[Task objective] Determine which lines of the records include the word "screenshot", and copy them.

[Material for this task]
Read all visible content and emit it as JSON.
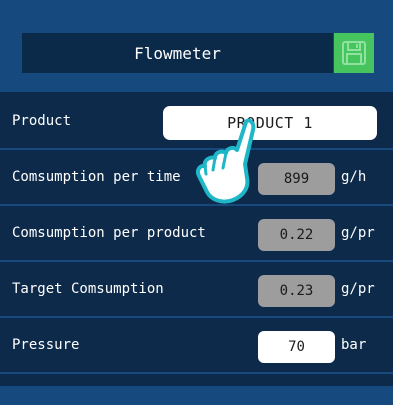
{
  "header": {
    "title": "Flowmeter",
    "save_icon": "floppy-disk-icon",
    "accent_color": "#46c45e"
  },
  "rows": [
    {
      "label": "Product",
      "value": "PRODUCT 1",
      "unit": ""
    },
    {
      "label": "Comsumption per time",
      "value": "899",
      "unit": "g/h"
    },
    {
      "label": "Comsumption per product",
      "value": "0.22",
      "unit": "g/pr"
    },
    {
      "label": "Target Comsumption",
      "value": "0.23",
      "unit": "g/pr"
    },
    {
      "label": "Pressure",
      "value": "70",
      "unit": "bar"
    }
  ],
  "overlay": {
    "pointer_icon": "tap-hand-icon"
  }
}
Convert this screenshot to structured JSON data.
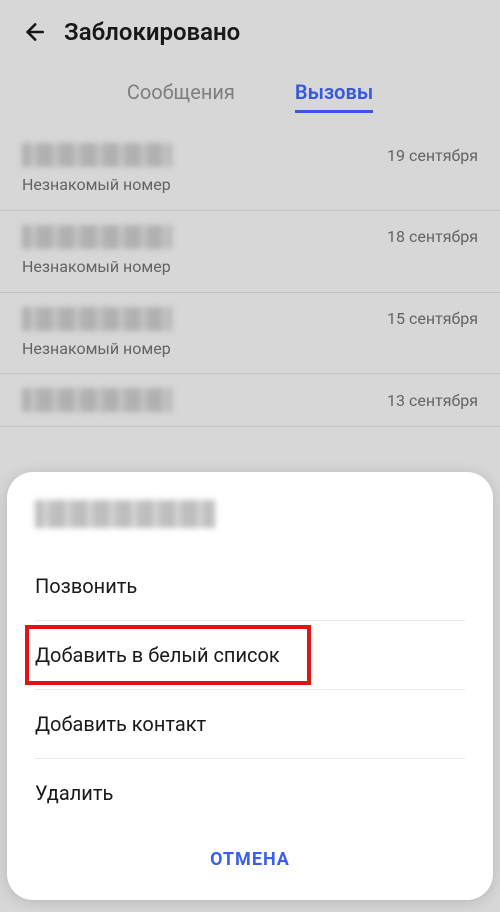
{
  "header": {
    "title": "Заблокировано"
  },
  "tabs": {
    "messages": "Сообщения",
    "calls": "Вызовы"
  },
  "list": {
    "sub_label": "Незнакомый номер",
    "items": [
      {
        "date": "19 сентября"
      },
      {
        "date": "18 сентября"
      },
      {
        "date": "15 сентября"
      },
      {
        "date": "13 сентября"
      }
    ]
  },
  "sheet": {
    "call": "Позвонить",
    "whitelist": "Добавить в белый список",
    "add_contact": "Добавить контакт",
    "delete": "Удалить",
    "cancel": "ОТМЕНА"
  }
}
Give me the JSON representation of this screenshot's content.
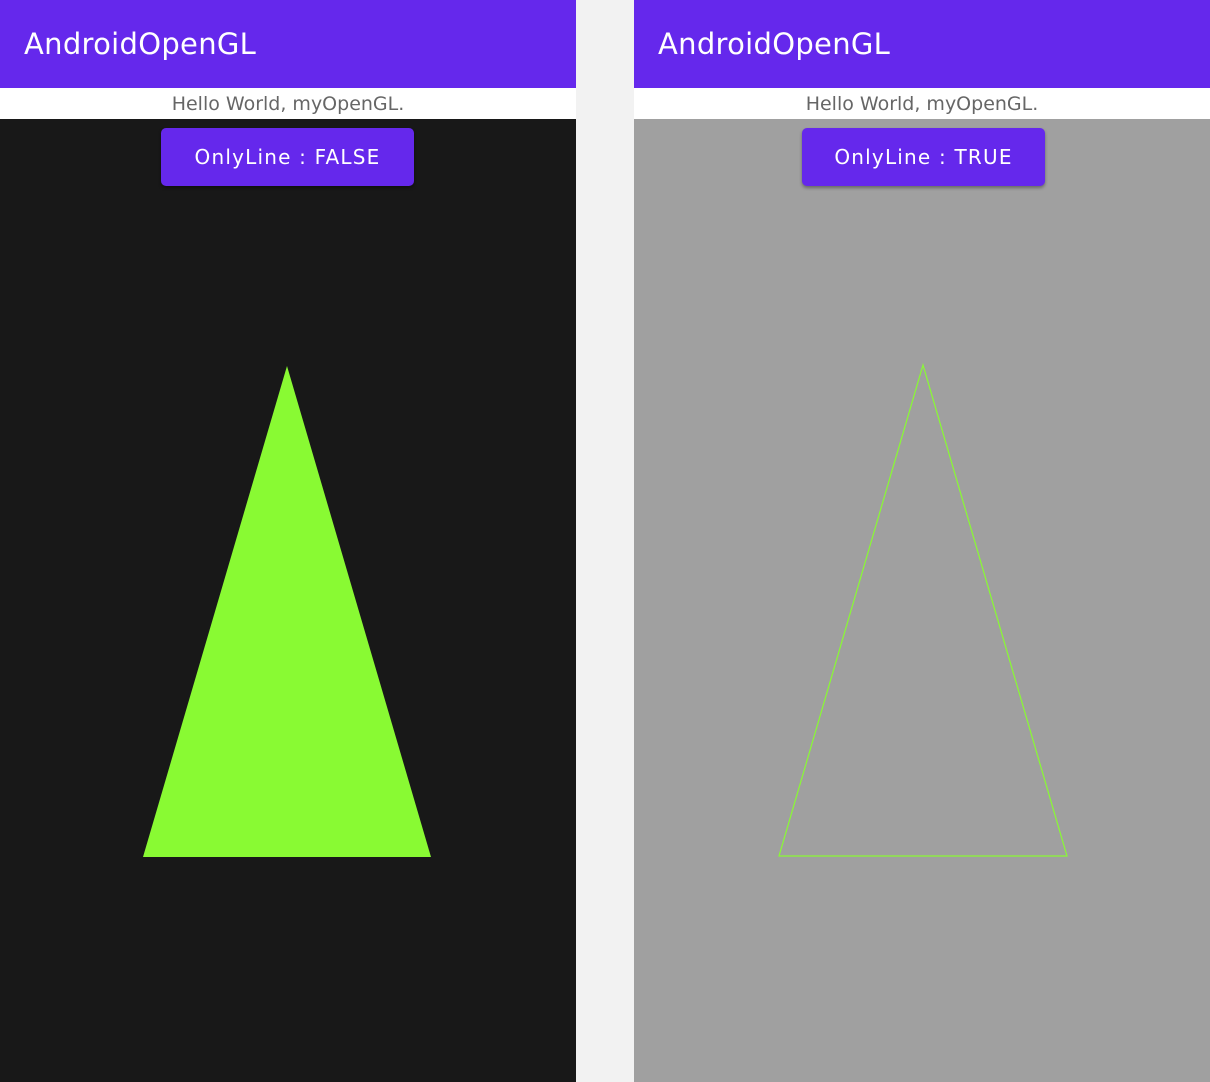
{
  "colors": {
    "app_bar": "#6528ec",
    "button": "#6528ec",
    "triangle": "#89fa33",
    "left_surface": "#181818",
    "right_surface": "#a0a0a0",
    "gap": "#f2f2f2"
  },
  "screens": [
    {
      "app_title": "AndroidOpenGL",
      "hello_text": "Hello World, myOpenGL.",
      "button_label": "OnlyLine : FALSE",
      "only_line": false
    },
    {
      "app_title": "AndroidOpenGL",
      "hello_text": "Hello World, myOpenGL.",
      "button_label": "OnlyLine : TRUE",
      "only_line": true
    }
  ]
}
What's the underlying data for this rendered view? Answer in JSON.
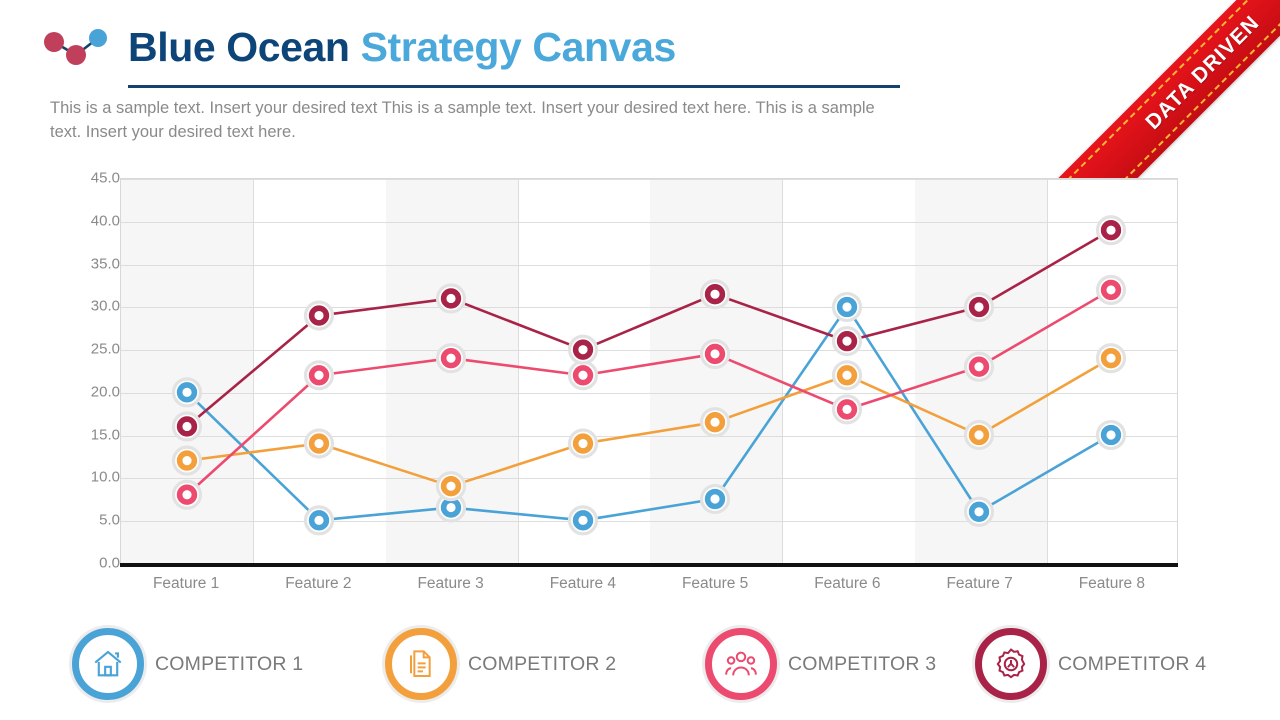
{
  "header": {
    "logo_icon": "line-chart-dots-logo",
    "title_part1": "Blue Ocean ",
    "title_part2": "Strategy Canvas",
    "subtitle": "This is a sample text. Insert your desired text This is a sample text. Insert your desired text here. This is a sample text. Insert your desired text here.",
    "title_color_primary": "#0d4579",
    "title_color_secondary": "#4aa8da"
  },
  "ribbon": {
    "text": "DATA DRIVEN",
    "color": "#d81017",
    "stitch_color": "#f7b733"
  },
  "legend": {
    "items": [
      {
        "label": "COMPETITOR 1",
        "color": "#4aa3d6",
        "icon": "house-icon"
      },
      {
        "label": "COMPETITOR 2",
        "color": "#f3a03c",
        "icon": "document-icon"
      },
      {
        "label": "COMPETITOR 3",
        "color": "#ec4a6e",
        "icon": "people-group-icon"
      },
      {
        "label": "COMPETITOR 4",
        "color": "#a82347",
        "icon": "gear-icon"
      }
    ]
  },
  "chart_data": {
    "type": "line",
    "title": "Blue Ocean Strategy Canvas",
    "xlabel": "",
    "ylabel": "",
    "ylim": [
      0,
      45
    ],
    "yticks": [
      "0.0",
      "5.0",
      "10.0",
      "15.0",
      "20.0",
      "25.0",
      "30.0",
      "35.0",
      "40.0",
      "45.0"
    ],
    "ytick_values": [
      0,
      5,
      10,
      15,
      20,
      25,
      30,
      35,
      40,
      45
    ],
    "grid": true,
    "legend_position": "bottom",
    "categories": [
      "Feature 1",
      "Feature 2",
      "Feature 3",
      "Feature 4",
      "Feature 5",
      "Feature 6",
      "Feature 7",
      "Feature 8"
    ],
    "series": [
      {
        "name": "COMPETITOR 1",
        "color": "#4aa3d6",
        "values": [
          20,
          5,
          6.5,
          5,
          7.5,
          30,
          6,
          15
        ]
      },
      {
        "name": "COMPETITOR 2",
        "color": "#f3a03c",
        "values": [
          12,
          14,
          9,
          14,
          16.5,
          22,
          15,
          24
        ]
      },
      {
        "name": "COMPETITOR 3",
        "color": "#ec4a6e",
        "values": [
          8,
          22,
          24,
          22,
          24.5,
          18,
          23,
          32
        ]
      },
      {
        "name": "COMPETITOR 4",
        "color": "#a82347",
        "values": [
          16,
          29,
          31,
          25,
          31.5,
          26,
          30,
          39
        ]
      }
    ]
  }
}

[Correct response]
Convert this screenshot to structured JSON data.
Give me the JSON representation of this screenshot's content.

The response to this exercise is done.